» **TASK TO COMPLETE**
Report how many lines in the listing below include the word "Enlargements". Write nothing besides the number.
· · · · ·
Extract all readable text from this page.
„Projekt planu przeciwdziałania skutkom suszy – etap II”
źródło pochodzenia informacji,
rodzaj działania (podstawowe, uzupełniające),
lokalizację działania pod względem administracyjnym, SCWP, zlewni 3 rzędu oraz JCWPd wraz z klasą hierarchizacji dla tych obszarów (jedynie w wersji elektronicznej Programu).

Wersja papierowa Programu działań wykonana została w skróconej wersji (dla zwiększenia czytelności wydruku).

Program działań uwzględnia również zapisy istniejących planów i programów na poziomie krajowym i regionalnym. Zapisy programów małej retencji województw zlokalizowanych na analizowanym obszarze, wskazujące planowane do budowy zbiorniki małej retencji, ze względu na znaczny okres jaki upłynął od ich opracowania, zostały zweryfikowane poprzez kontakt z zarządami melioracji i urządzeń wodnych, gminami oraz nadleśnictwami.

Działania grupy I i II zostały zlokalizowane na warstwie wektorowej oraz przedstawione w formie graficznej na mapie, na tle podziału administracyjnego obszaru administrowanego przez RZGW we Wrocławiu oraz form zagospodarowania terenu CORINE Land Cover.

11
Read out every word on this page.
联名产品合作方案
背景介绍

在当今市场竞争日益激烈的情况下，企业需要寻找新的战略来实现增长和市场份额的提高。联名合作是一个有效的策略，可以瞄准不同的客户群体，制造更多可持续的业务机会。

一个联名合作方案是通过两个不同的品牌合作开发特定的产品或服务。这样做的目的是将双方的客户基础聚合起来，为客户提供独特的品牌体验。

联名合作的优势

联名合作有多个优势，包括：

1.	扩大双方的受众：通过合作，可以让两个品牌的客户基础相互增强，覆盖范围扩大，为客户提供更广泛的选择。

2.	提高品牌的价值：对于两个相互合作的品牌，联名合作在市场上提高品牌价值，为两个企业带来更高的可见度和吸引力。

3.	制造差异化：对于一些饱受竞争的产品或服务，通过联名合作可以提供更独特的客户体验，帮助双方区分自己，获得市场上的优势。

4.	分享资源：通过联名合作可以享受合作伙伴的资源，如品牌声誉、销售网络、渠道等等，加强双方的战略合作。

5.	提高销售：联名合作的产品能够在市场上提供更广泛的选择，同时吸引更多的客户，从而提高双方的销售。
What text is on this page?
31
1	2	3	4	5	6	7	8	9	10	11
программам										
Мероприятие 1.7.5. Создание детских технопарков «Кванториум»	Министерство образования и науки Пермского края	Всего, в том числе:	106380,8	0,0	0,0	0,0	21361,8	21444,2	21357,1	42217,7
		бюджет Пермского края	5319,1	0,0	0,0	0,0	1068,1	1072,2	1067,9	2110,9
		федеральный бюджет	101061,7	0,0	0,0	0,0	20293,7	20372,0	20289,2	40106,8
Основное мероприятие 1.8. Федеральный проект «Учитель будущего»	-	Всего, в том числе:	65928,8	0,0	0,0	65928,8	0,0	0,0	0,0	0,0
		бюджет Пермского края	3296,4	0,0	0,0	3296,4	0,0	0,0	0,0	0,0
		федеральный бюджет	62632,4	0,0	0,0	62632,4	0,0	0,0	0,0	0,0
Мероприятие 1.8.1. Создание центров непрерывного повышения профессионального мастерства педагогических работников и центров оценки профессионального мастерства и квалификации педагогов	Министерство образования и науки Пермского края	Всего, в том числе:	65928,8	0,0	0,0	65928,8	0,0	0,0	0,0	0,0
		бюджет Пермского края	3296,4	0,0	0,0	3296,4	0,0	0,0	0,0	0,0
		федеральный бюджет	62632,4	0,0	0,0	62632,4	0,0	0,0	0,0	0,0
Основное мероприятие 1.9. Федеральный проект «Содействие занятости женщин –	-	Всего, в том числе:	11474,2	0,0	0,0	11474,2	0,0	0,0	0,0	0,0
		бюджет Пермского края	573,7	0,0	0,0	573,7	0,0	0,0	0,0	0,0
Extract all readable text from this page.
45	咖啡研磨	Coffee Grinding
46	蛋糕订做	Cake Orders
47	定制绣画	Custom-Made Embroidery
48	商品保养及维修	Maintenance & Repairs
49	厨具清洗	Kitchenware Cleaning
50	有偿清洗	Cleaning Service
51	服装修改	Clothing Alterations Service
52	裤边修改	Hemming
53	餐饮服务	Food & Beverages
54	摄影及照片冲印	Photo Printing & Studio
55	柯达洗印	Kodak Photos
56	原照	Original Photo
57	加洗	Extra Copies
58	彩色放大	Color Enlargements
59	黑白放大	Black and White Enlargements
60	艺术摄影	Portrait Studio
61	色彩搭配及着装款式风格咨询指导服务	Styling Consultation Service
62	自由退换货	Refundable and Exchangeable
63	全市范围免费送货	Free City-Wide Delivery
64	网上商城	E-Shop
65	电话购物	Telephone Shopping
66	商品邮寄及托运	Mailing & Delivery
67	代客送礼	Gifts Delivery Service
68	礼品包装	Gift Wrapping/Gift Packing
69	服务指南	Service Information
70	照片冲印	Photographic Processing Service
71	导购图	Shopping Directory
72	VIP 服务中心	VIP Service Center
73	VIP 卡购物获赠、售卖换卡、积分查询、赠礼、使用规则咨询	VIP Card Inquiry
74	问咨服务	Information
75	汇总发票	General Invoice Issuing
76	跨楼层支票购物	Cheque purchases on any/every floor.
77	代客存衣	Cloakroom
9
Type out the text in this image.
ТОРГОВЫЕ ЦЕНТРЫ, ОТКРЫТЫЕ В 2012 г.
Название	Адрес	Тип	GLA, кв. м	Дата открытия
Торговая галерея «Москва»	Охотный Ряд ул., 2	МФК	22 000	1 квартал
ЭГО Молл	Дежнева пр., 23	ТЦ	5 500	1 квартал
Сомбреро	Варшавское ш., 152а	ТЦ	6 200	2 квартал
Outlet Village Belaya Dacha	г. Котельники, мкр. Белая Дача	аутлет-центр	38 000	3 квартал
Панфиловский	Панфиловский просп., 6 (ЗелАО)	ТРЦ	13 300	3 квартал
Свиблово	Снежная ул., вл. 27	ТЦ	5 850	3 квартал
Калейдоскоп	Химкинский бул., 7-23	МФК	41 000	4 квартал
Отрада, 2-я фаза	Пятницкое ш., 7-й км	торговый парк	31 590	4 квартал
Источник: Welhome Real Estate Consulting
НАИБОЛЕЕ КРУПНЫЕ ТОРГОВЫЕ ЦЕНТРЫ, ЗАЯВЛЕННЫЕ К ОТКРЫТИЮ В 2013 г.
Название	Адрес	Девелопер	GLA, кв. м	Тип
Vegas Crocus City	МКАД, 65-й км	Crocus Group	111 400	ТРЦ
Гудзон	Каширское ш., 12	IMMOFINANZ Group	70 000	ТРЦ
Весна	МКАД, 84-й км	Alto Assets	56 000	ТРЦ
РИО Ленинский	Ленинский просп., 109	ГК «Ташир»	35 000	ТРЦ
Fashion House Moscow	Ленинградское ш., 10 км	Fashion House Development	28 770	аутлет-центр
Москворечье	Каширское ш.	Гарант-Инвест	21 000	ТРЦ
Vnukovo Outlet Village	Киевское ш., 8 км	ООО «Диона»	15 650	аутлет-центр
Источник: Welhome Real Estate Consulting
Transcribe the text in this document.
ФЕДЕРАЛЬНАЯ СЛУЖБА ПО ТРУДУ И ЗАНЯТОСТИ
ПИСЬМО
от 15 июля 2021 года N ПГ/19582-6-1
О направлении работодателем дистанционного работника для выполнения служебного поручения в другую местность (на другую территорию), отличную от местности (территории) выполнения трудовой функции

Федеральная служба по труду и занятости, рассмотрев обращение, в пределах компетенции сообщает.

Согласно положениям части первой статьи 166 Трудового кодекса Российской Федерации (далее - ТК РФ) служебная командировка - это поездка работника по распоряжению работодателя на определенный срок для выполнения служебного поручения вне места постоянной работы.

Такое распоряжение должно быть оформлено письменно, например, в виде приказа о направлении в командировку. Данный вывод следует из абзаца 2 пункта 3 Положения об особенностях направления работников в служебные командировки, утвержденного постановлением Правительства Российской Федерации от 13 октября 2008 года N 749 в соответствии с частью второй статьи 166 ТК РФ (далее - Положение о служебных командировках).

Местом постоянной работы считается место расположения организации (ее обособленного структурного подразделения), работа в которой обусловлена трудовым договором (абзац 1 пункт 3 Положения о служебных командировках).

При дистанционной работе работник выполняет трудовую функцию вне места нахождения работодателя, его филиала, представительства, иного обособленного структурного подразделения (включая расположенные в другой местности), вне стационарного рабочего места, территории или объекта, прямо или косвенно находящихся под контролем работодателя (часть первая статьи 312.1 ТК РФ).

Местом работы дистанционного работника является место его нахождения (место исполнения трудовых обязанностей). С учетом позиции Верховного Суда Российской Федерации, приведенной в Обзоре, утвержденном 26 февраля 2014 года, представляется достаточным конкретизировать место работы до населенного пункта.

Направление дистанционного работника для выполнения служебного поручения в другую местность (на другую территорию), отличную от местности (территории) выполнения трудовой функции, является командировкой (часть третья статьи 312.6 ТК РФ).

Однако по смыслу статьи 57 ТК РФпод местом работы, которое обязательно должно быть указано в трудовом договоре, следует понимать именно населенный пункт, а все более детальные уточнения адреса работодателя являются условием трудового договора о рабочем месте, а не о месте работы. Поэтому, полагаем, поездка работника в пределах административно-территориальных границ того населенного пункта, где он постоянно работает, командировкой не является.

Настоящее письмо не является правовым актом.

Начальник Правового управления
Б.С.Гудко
· · · · ·
» **THE OUTPUT**
2